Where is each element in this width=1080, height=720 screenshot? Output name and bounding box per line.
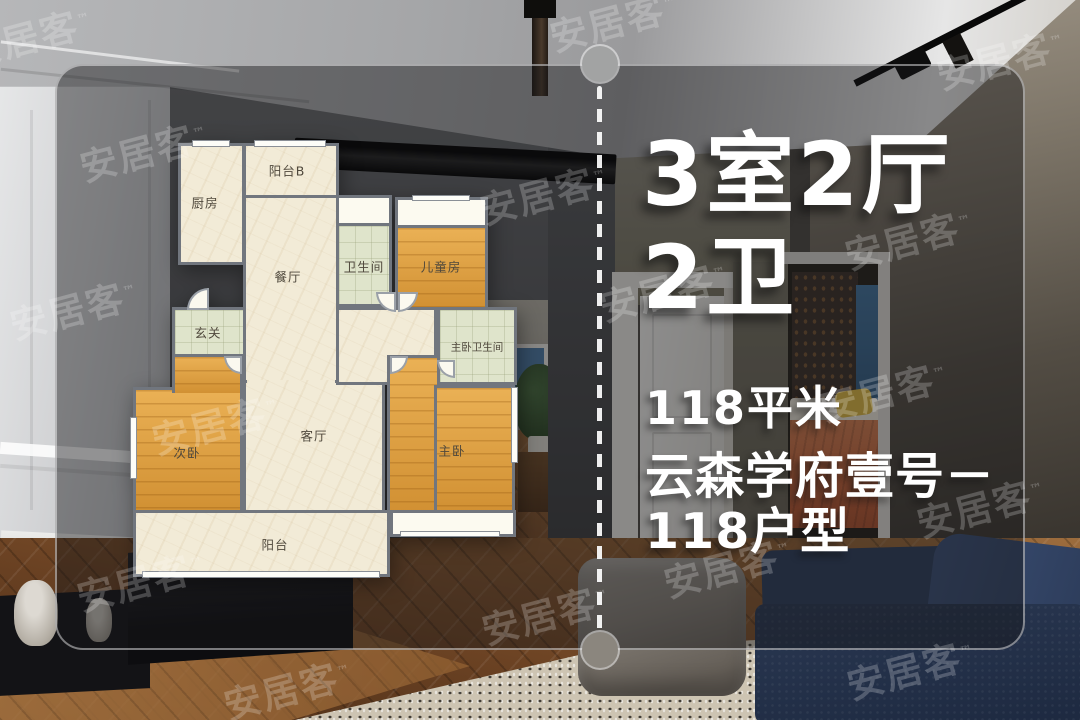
window — [400, 531, 500, 537]
vase — [14, 580, 58, 646]
room-label-kitchen: 厨房 — [191, 193, 218, 212]
window — [412, 195, 470, 201]
bath-closet — [336, 195, 392, 226]
window — [254, 140, 326, 147]
room-label-bathroom: 卫生间 — [344, 257, 385, 276]
room-label-dining: 餐厅 — [274, 267, 301, 286]
room-label-foyer: 玄关 — [194, 323, 221, 342]
door-arc — [187, 288, 209, 310]
room-label-master-bathroom: 主卧卫生间 — [451, 340, 504, 355]
room-label-master-bedroom: 主卧 — [438, 441, 465, 460]
room-master-bedroom — [387, 355, 440, 513]
room-label-balcony-b: 阳台B — [269, 161, 306, 180]
window — [511, 387, 518, 463]
room-label-kids: 儿童房 — [421, 257, 462, 276]
listing-promo-image: 厨房 阳台B 餐厅 卫生间 儿童房 玄关 主卧卫生间 次卧 客厅 主卧 阳台 3… — [0, 0, 1080, 720]
kids-bed-strip — [395, 197, 488, 228]
window — [130, 417, 137, 479]
room-label-balcony: 阳台 — [261, 535, 288, 554]
room-label-living: 客厅 — [300, 426, 327, 445]
ticket-notch-bottom — [582, 632, 618, 668]
floor-plan: 厨房 阳台B 餐厅 卫生间 儿童房 玄关 主卧卫生间 次卧 客厅 主卧 阳台 — [130, 140, 522, 580]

------------------------------------

Exercise instructions: Copy these records line for line, leaving out the pictures.

Exercise result:
Where is each element in this width=1080, height=720 screenshot? Output name and bounding box per line.
window — [400, 531, 500, 537]
vase — [14, 580, 58, 646]
room-label-kitchen: 厨房 — [191, 193, 218, 212]
window — [412, 195, 470, 201]
bath-closet — [336, 195, 392, 226]
window — [254, 140, 326, 147]
room-label-bathroom: 卫生间 — [344, 257, 385, 276]
room-label-dining: 餐厅 — [274, 267, 301, 286]
room-label-foyer: 玄关 — [194, 323, 221, 342]
door-arc — [187, 288, 209, 310]
room-label-master-bathroom: 主卧卫生间 — [451, 340, 504, 355]
room-label-master-bedroom: 主卧 — [438, 441, 465, 460]
room-master-bedroom — [387, 355, 440, 513]
room-label-balcony-b: 阳台B — [269, 161, 306, 180]
window — [511, 387, 518, 463]
room-label-kids: 儿童房 — [421, 257, 462, 276]
listing-promo-image: 厨房 阳台B 餐厅 卫生间 儿童房 玄关 主卧卫生间 次卧 客厅 主卧 阳台 3… — [0, 0, 1080, 720]
kids-bed-strip — [395, 197, 488, 228]
window — [130, 417, 137, 479]
room-label-balcony: 阳台 — [261, 535, 288, 554]
room-label-living: 客厅 — [300, 426, 327, 445]
ticket-notch-bottom — [582, 632, 618, 668]
floor-plan: 厨房 阳台B 餐厅 卫生间 儿童房 玄关 主卧卫生间 次卧 客厅 主卧 阳台 — [130, 140, 522, 580]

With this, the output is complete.